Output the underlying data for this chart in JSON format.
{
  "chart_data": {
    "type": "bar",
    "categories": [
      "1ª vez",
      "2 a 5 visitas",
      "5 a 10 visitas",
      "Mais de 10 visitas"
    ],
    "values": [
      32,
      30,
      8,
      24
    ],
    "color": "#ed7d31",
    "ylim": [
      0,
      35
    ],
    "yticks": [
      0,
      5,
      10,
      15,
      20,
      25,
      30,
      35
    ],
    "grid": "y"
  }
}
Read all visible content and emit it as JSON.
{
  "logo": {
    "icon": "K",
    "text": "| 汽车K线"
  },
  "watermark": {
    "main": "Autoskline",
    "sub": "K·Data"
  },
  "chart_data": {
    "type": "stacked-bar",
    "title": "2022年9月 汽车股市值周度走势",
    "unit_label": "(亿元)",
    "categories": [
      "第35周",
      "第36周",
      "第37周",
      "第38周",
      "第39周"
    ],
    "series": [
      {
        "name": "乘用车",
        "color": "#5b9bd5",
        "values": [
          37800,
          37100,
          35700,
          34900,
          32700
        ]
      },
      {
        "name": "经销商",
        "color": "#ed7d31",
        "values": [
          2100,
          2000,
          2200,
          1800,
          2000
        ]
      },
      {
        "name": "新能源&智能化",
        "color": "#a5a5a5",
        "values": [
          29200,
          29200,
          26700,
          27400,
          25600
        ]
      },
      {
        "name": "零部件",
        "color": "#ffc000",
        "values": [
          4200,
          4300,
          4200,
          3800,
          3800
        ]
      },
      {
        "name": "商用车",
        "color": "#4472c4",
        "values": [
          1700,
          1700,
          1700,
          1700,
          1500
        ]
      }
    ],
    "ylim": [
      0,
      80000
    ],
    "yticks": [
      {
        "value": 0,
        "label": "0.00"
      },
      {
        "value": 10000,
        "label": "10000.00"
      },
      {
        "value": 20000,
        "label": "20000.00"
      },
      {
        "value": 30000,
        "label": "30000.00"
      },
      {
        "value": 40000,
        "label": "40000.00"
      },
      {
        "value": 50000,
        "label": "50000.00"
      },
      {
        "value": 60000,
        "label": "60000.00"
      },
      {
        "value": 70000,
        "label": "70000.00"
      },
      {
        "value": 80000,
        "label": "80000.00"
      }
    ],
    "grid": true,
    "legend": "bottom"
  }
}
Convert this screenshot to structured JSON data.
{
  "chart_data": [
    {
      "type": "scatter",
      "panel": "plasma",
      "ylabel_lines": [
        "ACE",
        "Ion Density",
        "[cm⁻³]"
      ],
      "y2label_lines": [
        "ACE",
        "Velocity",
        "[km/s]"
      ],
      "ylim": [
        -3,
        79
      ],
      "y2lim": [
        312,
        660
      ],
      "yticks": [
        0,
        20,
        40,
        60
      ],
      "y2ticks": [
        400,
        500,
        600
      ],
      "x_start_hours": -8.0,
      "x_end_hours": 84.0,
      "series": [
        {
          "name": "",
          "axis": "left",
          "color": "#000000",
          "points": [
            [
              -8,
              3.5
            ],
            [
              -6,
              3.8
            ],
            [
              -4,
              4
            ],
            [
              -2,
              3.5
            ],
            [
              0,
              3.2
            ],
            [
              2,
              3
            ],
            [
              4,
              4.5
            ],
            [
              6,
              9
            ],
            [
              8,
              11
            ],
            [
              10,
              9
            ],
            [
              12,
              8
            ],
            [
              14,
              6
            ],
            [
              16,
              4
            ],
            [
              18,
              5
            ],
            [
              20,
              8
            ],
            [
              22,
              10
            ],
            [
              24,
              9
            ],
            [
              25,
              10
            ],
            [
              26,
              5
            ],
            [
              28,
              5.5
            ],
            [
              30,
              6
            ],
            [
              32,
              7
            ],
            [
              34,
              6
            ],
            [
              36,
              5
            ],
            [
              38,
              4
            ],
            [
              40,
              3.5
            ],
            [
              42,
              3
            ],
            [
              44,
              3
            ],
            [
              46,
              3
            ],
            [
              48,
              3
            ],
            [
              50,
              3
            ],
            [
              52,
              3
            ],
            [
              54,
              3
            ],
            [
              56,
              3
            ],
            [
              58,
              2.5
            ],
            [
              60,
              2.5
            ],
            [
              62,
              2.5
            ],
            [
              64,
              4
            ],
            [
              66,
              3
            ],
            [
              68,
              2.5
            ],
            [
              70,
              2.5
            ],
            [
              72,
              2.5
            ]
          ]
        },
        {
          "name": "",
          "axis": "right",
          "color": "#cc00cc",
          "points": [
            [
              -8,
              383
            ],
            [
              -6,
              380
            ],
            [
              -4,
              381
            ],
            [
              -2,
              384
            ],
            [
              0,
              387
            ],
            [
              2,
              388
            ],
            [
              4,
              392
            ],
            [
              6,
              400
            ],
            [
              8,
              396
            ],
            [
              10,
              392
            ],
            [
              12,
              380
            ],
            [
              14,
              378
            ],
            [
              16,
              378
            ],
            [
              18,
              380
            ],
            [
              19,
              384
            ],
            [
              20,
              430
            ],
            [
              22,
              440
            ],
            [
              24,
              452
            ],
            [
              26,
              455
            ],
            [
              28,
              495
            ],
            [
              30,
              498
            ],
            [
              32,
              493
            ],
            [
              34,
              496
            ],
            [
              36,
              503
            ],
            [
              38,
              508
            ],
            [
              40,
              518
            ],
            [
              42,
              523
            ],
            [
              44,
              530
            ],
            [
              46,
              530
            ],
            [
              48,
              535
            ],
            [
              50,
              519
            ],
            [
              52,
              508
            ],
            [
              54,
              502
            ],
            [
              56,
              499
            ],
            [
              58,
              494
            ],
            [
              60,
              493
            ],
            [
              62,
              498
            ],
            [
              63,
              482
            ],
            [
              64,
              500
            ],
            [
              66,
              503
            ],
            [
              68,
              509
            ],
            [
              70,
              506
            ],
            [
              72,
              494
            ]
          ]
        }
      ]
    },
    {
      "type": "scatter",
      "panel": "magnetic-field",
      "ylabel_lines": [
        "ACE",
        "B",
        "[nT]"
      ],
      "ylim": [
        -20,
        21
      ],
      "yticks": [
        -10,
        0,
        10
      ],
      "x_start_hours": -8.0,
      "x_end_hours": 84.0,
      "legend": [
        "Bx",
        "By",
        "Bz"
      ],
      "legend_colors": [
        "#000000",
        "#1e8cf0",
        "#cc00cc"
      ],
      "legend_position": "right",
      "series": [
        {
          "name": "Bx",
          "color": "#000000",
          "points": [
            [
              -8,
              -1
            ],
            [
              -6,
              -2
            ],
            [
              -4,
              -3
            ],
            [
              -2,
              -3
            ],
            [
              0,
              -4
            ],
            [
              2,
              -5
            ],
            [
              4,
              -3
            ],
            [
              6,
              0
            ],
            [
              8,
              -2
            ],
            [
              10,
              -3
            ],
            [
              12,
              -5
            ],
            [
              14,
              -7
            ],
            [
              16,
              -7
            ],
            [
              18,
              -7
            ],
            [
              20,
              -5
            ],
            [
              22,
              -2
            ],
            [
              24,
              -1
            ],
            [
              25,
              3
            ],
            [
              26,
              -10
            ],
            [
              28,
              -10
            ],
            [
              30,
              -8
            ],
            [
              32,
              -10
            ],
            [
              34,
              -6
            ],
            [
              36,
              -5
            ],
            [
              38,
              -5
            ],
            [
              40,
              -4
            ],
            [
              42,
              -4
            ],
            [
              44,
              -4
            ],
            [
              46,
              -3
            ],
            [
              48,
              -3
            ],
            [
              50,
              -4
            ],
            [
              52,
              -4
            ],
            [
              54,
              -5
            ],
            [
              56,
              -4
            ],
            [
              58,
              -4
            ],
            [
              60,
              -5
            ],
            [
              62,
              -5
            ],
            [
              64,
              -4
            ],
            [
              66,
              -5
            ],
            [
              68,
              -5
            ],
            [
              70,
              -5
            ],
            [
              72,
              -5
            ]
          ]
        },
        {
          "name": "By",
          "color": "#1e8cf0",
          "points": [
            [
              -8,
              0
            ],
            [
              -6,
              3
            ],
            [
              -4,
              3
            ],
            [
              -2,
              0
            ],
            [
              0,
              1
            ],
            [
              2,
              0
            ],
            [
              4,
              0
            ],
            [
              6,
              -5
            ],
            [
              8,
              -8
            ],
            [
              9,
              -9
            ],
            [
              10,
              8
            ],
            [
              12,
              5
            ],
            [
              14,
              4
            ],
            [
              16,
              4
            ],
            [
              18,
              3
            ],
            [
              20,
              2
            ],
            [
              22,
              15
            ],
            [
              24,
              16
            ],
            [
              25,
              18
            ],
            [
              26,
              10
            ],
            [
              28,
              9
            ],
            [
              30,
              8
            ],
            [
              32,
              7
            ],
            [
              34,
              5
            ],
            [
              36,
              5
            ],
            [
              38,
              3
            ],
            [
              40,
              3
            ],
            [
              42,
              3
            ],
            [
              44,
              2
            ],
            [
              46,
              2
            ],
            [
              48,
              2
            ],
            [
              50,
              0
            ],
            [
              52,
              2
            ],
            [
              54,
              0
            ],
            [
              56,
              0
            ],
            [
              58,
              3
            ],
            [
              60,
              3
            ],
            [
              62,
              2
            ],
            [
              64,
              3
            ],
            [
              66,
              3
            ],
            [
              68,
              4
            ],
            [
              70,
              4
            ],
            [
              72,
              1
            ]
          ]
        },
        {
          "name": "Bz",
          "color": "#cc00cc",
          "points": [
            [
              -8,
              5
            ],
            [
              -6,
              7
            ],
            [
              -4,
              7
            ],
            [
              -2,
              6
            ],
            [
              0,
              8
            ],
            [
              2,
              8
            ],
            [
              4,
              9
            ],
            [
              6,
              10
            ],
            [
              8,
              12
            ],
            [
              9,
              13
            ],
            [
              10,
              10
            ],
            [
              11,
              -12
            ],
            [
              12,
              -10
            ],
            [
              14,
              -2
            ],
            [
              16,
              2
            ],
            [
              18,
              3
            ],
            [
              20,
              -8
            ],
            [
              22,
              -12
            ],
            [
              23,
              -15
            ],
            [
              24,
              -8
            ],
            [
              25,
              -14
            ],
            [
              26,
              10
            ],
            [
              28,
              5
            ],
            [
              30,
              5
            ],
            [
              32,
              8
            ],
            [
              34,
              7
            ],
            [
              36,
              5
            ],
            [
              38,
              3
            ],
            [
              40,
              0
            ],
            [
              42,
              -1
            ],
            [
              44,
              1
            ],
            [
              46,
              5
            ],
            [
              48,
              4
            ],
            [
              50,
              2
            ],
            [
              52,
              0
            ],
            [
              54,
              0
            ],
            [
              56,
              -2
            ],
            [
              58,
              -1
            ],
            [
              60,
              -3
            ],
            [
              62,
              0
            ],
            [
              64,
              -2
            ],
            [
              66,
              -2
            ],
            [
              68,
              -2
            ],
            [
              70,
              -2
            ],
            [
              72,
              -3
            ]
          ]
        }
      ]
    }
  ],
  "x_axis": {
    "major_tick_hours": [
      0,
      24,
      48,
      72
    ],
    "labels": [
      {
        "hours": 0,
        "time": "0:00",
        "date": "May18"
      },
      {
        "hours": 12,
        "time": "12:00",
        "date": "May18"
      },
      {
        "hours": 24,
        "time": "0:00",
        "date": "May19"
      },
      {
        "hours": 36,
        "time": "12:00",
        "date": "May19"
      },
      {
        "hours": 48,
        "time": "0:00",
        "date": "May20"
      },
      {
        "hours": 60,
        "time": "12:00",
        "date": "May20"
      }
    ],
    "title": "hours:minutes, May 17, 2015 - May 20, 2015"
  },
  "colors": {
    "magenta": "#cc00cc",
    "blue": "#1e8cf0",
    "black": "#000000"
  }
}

_____

### Prompt
Go through the preceding material and copy each line that has the word "this".

### Exercise result
Output the underlying data for this chart in JSON format.
Convert this screenshot to structured JSON data.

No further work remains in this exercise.